Stated exercise
Write the rows from the first one through the line containing "zoom-out-icon[interactable]: − <box>621" as a JSON list of strings, one string per line, with blank lines left out.

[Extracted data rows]
####
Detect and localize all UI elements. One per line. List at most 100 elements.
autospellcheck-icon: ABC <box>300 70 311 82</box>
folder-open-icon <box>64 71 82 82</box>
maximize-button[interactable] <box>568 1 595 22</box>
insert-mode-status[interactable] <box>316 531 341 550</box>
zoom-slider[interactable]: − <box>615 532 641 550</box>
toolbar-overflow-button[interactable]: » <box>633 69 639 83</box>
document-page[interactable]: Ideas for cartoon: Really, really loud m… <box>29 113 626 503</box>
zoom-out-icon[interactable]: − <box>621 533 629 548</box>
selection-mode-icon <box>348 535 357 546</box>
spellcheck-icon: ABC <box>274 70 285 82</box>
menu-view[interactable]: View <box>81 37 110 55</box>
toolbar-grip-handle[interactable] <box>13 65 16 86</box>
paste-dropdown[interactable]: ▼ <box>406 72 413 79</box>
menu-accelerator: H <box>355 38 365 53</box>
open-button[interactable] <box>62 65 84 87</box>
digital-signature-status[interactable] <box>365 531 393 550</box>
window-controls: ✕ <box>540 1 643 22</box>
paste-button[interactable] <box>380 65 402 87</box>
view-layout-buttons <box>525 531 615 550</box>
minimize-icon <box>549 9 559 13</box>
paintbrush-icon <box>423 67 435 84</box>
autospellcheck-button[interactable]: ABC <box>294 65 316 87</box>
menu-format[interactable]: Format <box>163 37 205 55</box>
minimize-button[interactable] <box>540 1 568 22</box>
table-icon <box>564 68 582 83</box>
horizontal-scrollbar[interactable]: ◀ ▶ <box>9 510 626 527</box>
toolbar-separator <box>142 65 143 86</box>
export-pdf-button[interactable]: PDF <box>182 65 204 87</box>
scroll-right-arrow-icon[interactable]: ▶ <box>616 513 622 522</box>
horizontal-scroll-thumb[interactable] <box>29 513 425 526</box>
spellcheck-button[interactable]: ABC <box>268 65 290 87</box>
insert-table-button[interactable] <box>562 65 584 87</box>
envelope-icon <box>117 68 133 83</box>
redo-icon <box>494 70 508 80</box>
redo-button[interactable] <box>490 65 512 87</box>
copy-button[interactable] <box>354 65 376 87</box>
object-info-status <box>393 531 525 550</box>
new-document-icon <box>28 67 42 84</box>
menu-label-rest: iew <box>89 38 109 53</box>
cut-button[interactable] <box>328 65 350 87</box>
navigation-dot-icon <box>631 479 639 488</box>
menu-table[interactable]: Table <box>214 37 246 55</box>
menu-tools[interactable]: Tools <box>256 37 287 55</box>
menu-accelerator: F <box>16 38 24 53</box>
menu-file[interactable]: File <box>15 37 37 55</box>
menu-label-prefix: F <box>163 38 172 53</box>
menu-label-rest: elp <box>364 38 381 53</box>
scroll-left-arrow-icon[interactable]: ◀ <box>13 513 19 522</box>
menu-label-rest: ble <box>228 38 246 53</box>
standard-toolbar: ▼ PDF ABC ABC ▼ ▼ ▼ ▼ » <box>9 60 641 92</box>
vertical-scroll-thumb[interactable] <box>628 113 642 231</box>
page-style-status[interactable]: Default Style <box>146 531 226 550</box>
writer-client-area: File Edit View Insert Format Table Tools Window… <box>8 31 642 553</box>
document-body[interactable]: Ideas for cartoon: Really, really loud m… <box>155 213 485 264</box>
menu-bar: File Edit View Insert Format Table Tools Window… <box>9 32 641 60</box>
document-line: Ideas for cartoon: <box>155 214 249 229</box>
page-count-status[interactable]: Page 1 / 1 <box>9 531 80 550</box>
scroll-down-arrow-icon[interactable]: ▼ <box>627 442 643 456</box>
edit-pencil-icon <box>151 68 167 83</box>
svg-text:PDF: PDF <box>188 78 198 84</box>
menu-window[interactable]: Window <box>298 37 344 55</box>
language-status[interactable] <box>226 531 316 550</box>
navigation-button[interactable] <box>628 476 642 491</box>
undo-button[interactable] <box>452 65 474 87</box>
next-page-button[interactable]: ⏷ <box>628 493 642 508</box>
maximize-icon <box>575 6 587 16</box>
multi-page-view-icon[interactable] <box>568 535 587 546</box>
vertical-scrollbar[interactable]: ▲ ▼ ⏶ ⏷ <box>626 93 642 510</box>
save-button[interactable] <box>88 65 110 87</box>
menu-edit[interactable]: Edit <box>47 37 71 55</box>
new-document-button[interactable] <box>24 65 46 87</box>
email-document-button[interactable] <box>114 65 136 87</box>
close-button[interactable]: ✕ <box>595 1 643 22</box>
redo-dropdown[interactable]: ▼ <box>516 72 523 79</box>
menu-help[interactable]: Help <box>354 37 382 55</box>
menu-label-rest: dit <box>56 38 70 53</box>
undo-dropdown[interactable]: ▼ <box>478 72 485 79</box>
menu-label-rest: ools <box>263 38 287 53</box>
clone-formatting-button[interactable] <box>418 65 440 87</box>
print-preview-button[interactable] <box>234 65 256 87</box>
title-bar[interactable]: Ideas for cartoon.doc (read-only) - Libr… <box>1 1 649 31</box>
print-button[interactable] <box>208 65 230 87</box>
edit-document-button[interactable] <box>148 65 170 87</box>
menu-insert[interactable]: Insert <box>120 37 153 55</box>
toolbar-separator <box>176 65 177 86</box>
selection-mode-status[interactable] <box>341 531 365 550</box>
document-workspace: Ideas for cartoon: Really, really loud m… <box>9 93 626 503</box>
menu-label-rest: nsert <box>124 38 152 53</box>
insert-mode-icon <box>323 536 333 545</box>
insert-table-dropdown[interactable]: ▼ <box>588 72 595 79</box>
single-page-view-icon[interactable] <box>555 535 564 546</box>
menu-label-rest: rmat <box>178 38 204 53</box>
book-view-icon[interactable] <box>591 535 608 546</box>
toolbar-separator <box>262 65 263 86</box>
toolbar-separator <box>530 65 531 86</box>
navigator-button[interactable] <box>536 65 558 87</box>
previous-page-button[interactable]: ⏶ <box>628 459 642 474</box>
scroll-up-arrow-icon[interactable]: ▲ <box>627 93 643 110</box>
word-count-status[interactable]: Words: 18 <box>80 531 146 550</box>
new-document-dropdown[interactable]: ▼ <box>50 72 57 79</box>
####
Problem solution
[
  "Detect and localize all UI elements. One per line. List at most 100 elements.",
  "autospellcheck-icon: ABC <box>300 70 311 82</box>",
  "folder-open-icon <box>64 71 82 82</box>",
  "maximize-button[interactable] <box>568 1 595 22</box>",
  "insert-mode-status[interactable] <box>316 531 341 550</box>",
  "zoom-slider[interactable]: − <box>615 532 641 550</box>",
  "toolbar-overflow-button[interactable]: » <box>633 69 639 83</box>",
  "document-page[interactable]: Ideas for cartoon: Really, really loud m… <box>29 113 626 503</box>",
  "zoom-out-icon[interactable]: − <box>621 533 629 548</box>"
]